• **OBJECTIVE**
Return all of the entries exactly, with nothing added or left out.

(Stored data)
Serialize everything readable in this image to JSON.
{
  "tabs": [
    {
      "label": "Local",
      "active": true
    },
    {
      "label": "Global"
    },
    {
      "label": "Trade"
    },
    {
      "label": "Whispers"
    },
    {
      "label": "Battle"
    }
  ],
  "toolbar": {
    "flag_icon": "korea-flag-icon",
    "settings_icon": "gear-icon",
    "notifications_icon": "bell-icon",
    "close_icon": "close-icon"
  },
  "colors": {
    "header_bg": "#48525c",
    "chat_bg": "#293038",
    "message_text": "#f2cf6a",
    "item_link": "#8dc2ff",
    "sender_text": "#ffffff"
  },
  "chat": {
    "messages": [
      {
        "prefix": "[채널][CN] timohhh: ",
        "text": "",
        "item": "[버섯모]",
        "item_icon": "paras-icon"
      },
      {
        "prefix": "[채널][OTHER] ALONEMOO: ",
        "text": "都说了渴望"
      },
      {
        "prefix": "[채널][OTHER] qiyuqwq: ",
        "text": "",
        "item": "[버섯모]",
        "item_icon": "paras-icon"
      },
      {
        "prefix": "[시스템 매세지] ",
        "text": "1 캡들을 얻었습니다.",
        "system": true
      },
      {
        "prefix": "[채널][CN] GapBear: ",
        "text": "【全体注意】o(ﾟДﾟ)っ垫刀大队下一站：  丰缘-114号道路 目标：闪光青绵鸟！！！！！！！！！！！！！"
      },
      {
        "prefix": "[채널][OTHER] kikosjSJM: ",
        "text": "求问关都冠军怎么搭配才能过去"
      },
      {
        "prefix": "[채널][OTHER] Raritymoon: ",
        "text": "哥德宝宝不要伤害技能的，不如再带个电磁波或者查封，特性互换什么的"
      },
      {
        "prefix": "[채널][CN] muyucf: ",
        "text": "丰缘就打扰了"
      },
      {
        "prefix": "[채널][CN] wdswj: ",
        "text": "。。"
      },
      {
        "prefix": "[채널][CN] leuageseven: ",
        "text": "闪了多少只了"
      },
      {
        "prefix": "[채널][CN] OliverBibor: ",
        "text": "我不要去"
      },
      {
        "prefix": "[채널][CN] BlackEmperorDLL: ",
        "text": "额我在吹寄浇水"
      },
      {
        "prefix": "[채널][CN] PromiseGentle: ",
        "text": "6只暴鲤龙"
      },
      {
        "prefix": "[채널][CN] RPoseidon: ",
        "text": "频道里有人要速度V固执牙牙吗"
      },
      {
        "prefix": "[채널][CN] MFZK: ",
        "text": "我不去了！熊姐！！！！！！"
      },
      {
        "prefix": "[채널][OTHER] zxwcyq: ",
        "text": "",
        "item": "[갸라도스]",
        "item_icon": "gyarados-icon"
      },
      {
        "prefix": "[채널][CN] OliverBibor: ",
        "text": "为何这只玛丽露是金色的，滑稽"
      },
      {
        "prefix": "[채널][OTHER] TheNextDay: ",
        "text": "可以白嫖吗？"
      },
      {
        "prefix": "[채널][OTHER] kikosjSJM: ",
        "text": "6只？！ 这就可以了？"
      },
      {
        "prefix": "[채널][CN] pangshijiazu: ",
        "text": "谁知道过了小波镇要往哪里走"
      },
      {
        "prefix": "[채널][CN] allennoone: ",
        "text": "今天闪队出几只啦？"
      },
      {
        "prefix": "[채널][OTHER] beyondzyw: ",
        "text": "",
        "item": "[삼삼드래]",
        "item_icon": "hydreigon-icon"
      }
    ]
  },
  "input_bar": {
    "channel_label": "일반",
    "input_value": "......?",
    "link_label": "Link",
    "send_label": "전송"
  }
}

• **RESULT OF THIS EXERCISE**
Serialize everything readable in this image to JSON.
{
  "tabs": [
    {
      "label": "Local",
      "active": true
    },
    {
      "label": "Global"
    },
    {
      "label": "Trade"
    },
    {
      "label": "Whispers"
    },
    {
      "label": "Battle"
    }
  ],
  "toolbar": {
    "flag_icon": "korea-flag-icon",
    "settings_icon": "gear-icon",
    "notifications_icon": "bell-icon",
    "close_icon": "close-icon"
  },
  "colors": {
    "header_bg": "#48525c",
    "chat_bg": "#293038",
    "message_text": "#f2cf6a",
    "item_link": "#8dc2ff",
    "sender_text": "#ffffff"
  },
  "chat": {
    "messages": [
      {
        "prefix": "[채널][CN] timohhh: ",
        "text": "",
        "item": "[버섯모]",
        "item_icon": "paras-icon"
      },
      {
        "prefix": "[채널][OTHER] ALONEMOO: ",
        "text": "都说了渴望"
      },
      {
        "prefix": "[채널][OTHER] qiyuqwq: ",
        "text": "",
        "item": "[버섯모]",
        "item_icon": "paras-icon"
      },
      {
        "prefix": "[시스템 매세지] ",
        "text": "1 캡들을 얻었습니다.",
        "system": true
      },
      {
        "prefix": "[채널][CN] GapBear: ",
        "text": "【全体注意】o(ﾟДﾟ)っ垫刀大队下一站：  丰缘-114号道路 目标：闪光青绵鸟！！！！！！！！！！！！！"
      },
      {
        "prefix": "[채널][OTHER] kikosjSJM: ",
        "text": "求问关都冠军怎么搭配才能过去"
      },
      {
        "prefix": "[채널][OTHER] Raritymoon: ",
        "text": "哥德宝宝不要伤害技能的，不如再带个电磁波或者查封，特性互换什么的"
      },
      {
        "prefix": "[채널][CN] muyucf: ",
        "text": "丰缘就打扰了"
      },
      {
        "prefix": "[채널][CN] wdswj: ",
        "text": "。。"
      },
      {
        "prefix": "[채널][CN] leuageseven: ",
        "text": "闪了多少只了"
      },
      {
        "prefix": "[채널][CN] OliverBibor: ",
        "text": "我不要去"
      },
      {
        "prefix": "[채널][CN] BlackEmperorDLL: ",
        "text": "额我在吹寄浇水"
      },
      {
        "prefix": "[채널][CN] PromiseGentle: ",
        "text": "6只暴鲤龙"
      },
      {
        "prefix": "[채널][CN] RPoseidon: ",
        "text": "频道里有人要速度V固执牙牙吗"
      },
      {
        "prefix": "[채널][CN] MFZK: ",
        "text": "我不去了！熊姐！！！！！！"
      },
      {
        "prefix": "[채널][OTHER] zxwcyq: ",
        "text": "",
        "item": "[갸라도스]",
        "item_icon": "gyarados-icon"
      },
      {
        "prefix": "[채널][CN] OliverBibor: ",
        "text": "为何这只玛丽露是金色的，滑稽"
      },
      {
        "prefix": "[채널][OTHER] TheNextDay: ",
        "text": "可以白嫖吗？"
      },
      {
        "prefix": "[채널][OTHER] kikosjSJM: ",
        "text": "6只？！ 这就可以了？"
      },
      {
        "prefix": "[채널][CN] pangshijiazu: ",
        "text": "谁知道过了小波镇要往哪里走"
      },
      {
        "prefix": "[채널][CN] allennoone: ",
        "text": "今天闪队出几只啦？"
      },
      {
        "prefix": "[채널][OTHER] beyondzyw: ",
        "text": "",
        "item": "[삼삼드래]",
        "item_icon": "hydreigon-icon"
      }
    ]
  },
  "input_bar": {
    "channel_label": "일반",
    "input_value": "......?",
    "link_label": "Link",
    "send_label": "전송"
  }
}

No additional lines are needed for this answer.